Instruction: Report every line in the listing that contains the string "JSON".

-- Start of Supplied entries --

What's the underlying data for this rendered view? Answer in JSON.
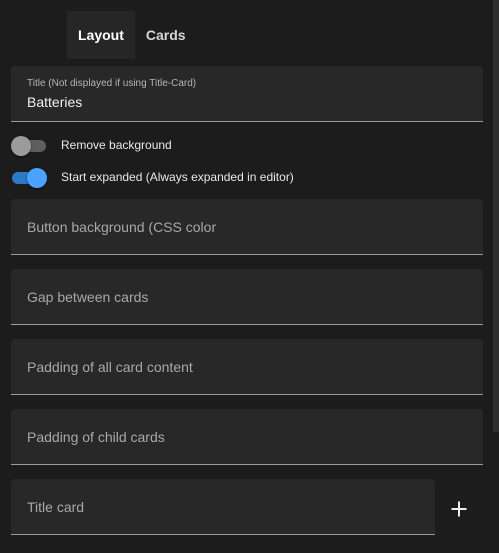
{
  "tabs": [
    {
      "label": "Layout",
      "active": true
    },
    {
      "label": "Cards",
      "active": false
    }
  ],
  "title_field": {
    "label": "Title (Not displayed if using Title-Card)",
    "value": "Batteries"
  },
  "toggles": [
    {
      "label": "Remove background",
      "checked": false
    },
    {
      "label": "Start expanded (Always expanded in editor)",
      "checked": true
    }
  ],
  "fields": {
    "button_background": {
      "label": "Button background (CSS color",
      "value": ""
    },
    "gap": {
      "label": "Gap between cards",
      "value": ""
    },
    "padding_content": {
      "label": "Padding of all card content",
      "value": ""
    },
    "padding_child": {
      "label": "Padding of child cards",
      "value": ""
    },
    "title_card": {
      "label": "Title card",
      "value": ""
    }
  },
  "add_button": {
    "icon": "plus-icon",
    "label": "+"
  },
  "colors": {
    "background": "#1c1c1c",
    "field_background": "#282828",
    "accent": "#4aa3ff",
    "tab_active_background": "#262626"
  }
}
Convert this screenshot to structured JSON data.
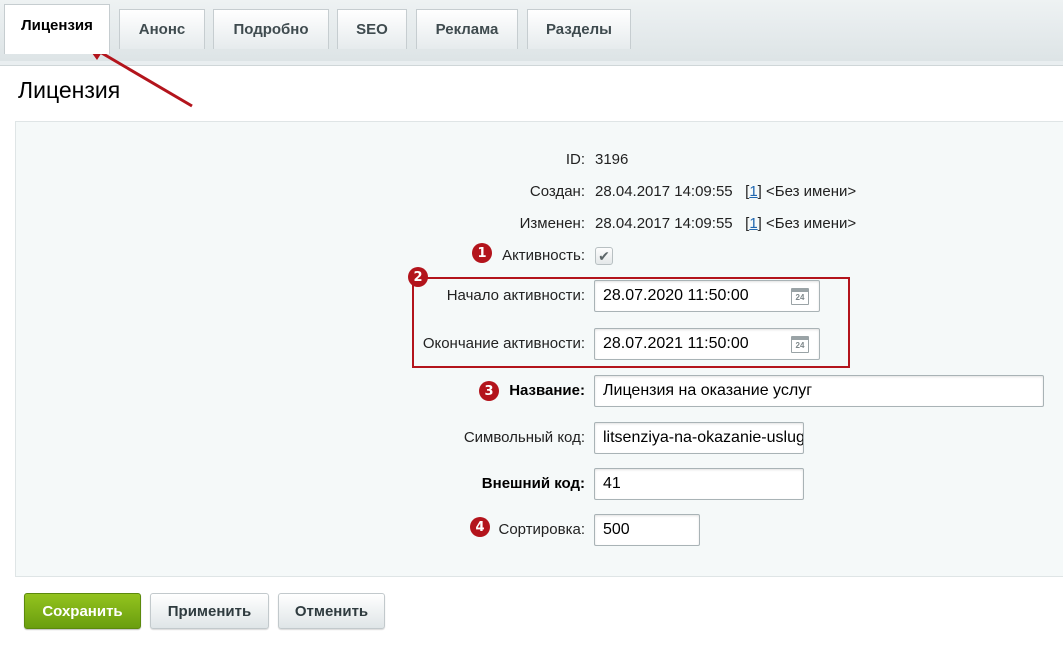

-- End of Supplied entries --

Exercise solution:
What's the underlying data for this rendered view? Answer in JSON.
Convert this screenshot to structured JSON data.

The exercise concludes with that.